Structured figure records
+-------+

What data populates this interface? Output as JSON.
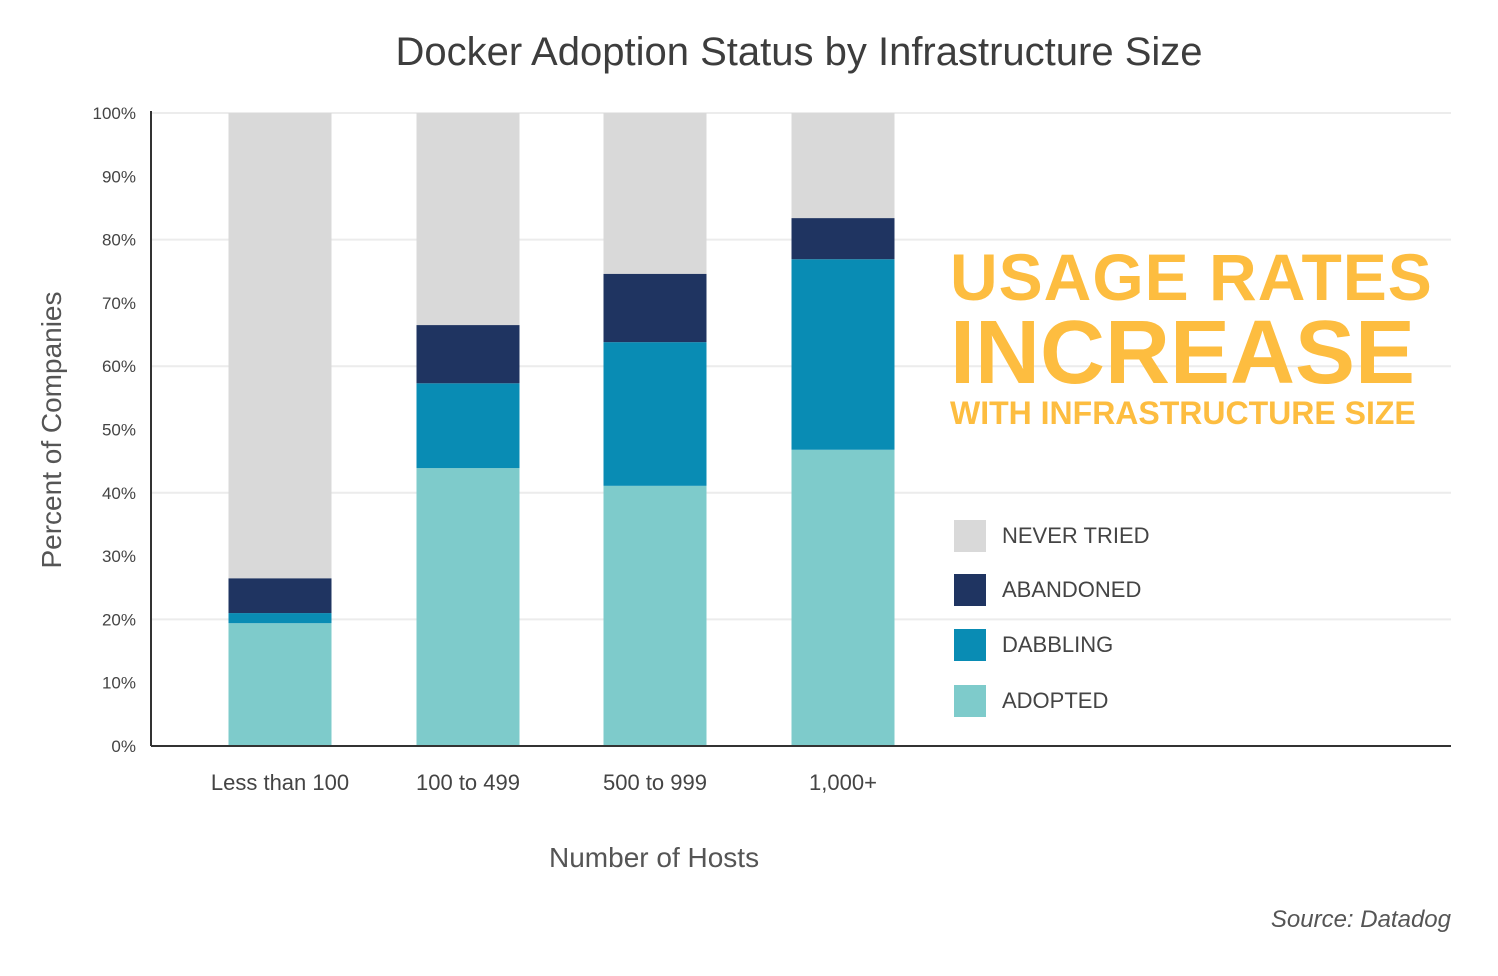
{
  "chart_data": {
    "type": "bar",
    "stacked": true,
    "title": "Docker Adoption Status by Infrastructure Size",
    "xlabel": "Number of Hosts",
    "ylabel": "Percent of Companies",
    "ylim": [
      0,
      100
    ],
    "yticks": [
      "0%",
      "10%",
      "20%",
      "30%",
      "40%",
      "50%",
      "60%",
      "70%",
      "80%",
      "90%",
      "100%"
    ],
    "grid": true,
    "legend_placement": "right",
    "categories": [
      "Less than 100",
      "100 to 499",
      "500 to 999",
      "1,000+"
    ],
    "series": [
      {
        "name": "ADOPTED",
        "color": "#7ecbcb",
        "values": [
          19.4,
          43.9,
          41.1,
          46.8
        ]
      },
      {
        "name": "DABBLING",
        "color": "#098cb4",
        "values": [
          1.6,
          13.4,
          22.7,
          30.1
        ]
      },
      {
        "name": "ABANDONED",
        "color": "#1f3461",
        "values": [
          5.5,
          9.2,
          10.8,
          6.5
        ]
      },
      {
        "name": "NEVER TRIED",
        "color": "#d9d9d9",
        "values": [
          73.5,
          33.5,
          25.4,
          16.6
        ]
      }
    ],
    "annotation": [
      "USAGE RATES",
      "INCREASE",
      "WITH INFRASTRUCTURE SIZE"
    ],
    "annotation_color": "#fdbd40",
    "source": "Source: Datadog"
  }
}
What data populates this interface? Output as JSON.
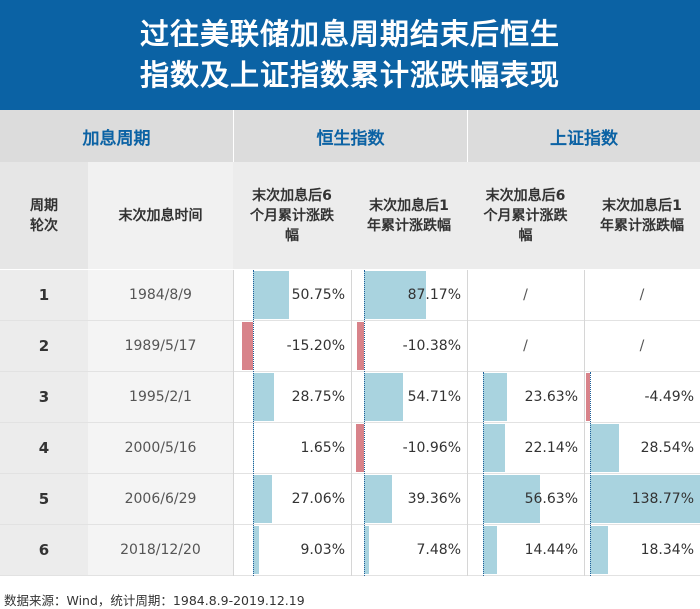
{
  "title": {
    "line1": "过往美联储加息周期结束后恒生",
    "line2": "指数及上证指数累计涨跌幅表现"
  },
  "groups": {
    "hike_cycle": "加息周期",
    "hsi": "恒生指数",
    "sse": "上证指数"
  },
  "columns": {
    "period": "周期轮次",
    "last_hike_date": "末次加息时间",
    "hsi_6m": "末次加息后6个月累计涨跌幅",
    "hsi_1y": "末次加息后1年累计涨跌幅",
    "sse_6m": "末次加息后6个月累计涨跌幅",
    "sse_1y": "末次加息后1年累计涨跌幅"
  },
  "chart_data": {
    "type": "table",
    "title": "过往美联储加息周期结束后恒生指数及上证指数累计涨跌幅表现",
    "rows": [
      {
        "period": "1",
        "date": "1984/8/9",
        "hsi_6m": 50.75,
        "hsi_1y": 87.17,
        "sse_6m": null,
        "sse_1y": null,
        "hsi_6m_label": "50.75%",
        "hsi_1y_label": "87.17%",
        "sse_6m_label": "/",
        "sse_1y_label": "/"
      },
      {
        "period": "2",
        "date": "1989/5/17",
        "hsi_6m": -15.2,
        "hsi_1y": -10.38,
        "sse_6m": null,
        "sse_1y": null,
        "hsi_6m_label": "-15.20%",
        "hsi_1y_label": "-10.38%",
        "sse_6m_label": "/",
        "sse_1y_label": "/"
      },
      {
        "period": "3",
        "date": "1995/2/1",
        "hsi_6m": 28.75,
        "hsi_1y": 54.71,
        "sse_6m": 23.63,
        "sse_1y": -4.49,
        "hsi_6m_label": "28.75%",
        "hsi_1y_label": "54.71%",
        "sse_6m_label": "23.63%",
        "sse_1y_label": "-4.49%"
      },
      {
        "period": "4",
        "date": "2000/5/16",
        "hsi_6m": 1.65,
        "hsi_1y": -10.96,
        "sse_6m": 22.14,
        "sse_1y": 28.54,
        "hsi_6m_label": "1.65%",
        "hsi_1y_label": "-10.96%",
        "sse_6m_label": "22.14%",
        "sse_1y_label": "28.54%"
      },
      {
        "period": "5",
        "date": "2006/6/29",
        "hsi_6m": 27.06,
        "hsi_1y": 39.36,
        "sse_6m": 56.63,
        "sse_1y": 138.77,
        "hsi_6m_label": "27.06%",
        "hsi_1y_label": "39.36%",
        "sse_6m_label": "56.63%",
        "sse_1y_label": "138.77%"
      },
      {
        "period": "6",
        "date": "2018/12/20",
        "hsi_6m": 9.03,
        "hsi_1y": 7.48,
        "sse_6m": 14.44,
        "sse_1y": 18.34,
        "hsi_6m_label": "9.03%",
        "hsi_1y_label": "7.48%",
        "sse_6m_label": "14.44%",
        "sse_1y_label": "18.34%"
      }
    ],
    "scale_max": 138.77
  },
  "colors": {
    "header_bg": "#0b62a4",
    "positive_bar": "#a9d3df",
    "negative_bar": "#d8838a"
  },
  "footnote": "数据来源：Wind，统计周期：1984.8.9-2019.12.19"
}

+-------+

• **The request**
Every line of the data should be copied as it stands, without the images.

• **Full solution**
What data populates this interface? Output as JSON.
{
  "chart_data": {
    "type": "bar",
    "stacked": true,
    "title": "Docker Adoption Status by Infrastructure Size",
    "xlabel": "Number of Hosts",
    "ylabel": "Percent of Companies",
    "ylim": [
      0,
      100
    ],
    "yticks": [
      "0%",
      "10%",
      "20%",
      "30%",
      "40%",
      "50%",
      "60%",
      "70%",
      "80%",
      "90%",
      "100%"
    ],
    "grid": true,
    "legend_placement": "right",
    "categories": [
      "Less than 100",
      "100 to 499",
      "500 to 999",
      "1,000+"
    ],
    "series": [
      {
        "name": "ADOPTED",
        "color": "#7ecbcb",
        "values": [
          19.4,
          43.9,
          41.1,
          46.8
        ]
      },
      {
        "name": "DABBLING",
        "color": "#098cb4",
        "values": [
          1.6,
          13.4,
          22.7,
          30.1
        ]
      },
      {
        "name": "ABANDONED",
        "color": "#1f3461",
        "values": [
          5.5,
          9.2,
          10.8,
          6.5
        ]
      },
      {
        "name": "NEVER TRIED",
        "color": "#d9d9d9",
        "values": [
          73.5,
          33.5,
          25.4,
          16.6
        ]
      }
    ],
    "annotation": [
      "USAGE RATES",
      "INCREASE",
      "WITH INFRASTRUCTURE SIZE"
    ],
    "annotation_color": "#fdbd40",
    "source": "Source: Datadog"
  }
}
What data populates this interface? Output as JSON.
{
  "title": {
    "line1": "过往美联储加息周期结束后恒生",
    "line2": "指数及上证指数累计涨跌幅表现"
  },
  "groups": {
    "hike_cycle": "加息周期",
    "hsi": "恒生指数",
    "sse": "上证指数"
  },
  "columns": {
    "period": "周期轮次",
    "last_hike_date": "末次加息时间",
    "hsi_6m": "末次加息后6个月累计涨跌幅",
    "hsi_1y": "末次加息后1年累计涨跌幅",
    "sse_6m": "末次加息后6个月累计涨跌幅",
    "sse_1y": "末次加息后1年累计涨跌幅"
  },
  "chart_data": {
    "type": "table",
    "title": "过往美联储加息周期结束后恒生指数及上证指数累计涨跌幅表现",
    "rows": [
      {
        "period": "1",
        "date": "1984/8/9",
        "hsi_6m": 50.75,
        "hsi_1y": 87.17,
        "sse_6m": null,
        "sse_1y": null,
        "hsi_6m_label": "50.75%",
        "hsi_1y_label": "87.17%",
        "sse_6m_label": "/",
        "sse_1y_label": "/"
      },
      {
        "period": "2",
        "date": "1989/5/17",
        "hsi_6m": -15.2,
        "hsi_1y": -10.38,
        "sse_6m": null,
        "sse_1y": null,
        "hsi_6m_label": "-15.20%",
        "hsi_1y_label": "-10.38%",
        "sse_6m_label": "/",
        "sse_1y_label": "/"
      },
      {
        "period": "3",
        "date": "1995/2/1",
        "hsi_6m": 28.75,
        "hsi_1y": 54.71,
        "sse_6m": 23.63,
        "sse_1y": -4.49,
        "hsi_6m_label": "28.75%",
        "hsi_1y_label": "54.71%",
        "sse_6m_label": "23.63%",
        "sse_1y_label": "-4.49%"
      },
      {
        "period": "4",
        "date": "2000/5/16",
        "hsi_6m": 1.65,
        "hsi_1y": -10.96,
        "sse_6m": 22.14,
        "sse_1y": 28.54,
        "hsi_6m_label": "1.65%",
        "hsi_1y_label": "-10.96%",
        "sse_6m_label": "22.14%",
        "sse_1y_label": "28.54%"
      },
      {
        "period": "5",
        "date": "2006/6/29",
        "hsi_6m": 27.06,
        "hsi_1y": 39.36,
        "sse_6m": 56.63,
        "sse_1y": 138.77,
        "hsi_6m_label": "27.06%",
        "hsi_1y_label": "39.36%",
        "sse_6m_label": "56.63%",
        "sse_1y_label": "138.77%"
      },
      {
        "period": "6",
        "date": "2018/12/20",
        "hsi_6m": 9.03,
        "hsi_1y": 7.48,
        "sse_6m": 14.44,
        "sse_1y": 18.34,
        "hsi_6m_label": "9.03%",
        "hsi_1y_label": "7.48%",
        "sse_6m_label": "14.44%",
        "sse_1y_label": "18.34%"
      }
    ],
    "scale_max": 138.77
  },
  "colors": {
    "header_bg": "#0b62a4",
    "positive_bar": "#a9d3df",
    "negative_bar": "#d8838a"
  },
  "footnote": "数据来源：Wind，统计周期：1984.8.9-2019.12.19"
}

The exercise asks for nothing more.